**WHAT IS REQUIRED:** From the entries below, count every line that contains the word "this". Please give the number and nothing else.

**EXTRACTED RECORDS:**
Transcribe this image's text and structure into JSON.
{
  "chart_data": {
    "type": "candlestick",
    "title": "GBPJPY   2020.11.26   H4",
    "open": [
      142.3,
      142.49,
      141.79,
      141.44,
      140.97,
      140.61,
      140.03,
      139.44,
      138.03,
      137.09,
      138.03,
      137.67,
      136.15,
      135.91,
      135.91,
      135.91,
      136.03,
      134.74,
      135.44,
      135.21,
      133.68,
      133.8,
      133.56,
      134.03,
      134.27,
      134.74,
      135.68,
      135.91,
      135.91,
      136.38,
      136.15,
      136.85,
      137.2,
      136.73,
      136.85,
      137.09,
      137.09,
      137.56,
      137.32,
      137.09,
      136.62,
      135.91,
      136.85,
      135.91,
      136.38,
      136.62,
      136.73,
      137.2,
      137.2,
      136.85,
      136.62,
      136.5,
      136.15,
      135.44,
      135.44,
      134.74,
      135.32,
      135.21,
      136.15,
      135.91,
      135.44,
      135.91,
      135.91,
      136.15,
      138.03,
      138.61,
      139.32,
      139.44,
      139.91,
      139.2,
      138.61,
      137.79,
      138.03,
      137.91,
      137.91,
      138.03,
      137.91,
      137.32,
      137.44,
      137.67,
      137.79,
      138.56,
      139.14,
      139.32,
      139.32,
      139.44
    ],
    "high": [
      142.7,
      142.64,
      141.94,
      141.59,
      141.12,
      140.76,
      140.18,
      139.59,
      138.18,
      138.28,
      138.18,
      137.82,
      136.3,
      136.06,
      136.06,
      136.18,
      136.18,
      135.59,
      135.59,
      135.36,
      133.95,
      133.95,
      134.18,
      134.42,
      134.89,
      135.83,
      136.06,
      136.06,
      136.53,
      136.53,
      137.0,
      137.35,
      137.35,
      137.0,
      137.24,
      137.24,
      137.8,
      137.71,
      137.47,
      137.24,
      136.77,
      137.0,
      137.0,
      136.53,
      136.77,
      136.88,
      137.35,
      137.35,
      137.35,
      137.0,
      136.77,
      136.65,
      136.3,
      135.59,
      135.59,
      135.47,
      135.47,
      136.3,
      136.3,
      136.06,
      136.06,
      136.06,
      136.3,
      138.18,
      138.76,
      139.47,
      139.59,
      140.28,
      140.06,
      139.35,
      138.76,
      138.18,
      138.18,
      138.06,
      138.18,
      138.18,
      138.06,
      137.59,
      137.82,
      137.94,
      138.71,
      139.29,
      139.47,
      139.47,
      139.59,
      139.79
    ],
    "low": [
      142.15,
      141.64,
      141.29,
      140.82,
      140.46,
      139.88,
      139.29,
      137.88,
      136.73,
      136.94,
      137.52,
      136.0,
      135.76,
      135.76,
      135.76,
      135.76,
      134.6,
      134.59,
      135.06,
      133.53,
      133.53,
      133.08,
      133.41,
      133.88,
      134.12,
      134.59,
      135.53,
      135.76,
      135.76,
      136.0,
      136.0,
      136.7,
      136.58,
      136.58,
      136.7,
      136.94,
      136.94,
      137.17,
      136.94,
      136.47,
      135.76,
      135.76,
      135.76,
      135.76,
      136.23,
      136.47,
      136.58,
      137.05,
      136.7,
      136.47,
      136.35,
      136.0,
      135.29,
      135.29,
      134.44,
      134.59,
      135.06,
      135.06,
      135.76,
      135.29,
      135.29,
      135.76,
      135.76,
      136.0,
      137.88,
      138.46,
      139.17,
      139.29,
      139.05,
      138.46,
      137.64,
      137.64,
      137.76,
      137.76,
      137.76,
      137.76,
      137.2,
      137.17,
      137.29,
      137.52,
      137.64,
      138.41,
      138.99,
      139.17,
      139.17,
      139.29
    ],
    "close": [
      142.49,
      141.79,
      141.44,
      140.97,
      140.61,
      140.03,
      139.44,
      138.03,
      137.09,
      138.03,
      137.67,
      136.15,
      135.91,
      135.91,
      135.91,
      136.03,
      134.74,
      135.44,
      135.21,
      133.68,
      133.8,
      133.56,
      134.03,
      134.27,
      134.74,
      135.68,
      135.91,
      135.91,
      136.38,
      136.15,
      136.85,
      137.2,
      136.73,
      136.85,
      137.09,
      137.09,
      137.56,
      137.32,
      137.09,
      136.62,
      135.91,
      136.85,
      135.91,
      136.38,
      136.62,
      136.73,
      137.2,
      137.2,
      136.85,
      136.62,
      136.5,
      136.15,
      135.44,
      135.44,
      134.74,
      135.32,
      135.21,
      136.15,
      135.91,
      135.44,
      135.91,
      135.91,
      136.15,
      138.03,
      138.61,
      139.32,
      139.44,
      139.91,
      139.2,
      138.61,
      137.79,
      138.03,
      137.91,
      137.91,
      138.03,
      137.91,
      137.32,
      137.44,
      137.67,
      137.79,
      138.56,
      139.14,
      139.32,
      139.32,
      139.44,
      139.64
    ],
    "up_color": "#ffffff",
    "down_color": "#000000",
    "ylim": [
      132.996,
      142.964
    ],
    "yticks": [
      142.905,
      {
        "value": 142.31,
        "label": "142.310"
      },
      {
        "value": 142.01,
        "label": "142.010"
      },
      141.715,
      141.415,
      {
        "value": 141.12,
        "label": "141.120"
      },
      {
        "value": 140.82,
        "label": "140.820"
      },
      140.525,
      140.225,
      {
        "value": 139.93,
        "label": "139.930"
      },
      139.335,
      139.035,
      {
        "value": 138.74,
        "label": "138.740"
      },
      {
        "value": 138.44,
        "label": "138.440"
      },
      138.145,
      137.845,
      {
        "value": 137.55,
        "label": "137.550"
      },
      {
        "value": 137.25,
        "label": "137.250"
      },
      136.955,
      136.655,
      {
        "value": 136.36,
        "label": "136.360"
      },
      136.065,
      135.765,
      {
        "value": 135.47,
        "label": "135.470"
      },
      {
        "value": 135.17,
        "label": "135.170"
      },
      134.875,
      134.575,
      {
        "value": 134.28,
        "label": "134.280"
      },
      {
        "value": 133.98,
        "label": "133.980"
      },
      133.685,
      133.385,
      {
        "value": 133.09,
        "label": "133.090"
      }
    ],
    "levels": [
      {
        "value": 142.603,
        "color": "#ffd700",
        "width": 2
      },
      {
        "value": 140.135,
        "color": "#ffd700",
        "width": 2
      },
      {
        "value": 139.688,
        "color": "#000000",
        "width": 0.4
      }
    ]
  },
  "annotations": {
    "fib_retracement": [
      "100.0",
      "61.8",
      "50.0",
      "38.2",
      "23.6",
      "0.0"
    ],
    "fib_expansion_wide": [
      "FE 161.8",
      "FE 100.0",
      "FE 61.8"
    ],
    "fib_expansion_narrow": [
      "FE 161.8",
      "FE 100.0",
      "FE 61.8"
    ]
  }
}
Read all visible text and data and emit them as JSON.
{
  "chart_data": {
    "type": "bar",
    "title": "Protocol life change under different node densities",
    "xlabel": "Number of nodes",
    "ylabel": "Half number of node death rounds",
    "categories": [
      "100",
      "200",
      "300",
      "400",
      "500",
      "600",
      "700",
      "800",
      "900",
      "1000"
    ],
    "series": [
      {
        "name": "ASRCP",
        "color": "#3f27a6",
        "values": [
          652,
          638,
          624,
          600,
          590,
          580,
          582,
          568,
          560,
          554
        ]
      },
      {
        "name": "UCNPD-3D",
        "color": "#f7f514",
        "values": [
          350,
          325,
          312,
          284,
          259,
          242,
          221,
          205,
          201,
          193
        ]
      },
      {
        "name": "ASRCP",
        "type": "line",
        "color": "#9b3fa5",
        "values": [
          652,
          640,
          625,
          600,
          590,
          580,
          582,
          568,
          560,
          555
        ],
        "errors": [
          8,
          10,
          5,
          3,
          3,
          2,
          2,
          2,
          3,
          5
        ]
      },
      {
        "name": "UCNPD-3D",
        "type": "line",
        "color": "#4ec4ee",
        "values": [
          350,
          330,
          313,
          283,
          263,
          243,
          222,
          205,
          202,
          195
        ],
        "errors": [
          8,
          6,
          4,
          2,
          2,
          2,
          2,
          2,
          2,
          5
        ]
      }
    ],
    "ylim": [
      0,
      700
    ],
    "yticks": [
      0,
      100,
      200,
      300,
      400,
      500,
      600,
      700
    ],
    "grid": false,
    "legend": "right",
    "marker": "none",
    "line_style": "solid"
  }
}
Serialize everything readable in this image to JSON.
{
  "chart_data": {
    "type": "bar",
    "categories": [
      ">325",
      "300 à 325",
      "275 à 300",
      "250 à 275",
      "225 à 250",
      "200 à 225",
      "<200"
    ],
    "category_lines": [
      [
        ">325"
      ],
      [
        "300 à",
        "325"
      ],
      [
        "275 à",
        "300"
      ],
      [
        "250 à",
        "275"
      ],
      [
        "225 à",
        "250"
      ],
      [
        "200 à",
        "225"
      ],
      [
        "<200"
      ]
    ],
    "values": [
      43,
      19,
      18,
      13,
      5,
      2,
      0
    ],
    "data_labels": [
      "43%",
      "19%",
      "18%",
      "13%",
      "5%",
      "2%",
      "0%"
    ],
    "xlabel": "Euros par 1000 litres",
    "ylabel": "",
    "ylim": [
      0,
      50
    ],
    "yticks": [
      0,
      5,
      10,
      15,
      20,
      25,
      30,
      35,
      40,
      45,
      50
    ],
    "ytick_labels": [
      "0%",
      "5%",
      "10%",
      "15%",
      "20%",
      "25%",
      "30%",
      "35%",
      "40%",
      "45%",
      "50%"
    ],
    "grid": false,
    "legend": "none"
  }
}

**COMPLETE RESPONSE:** 2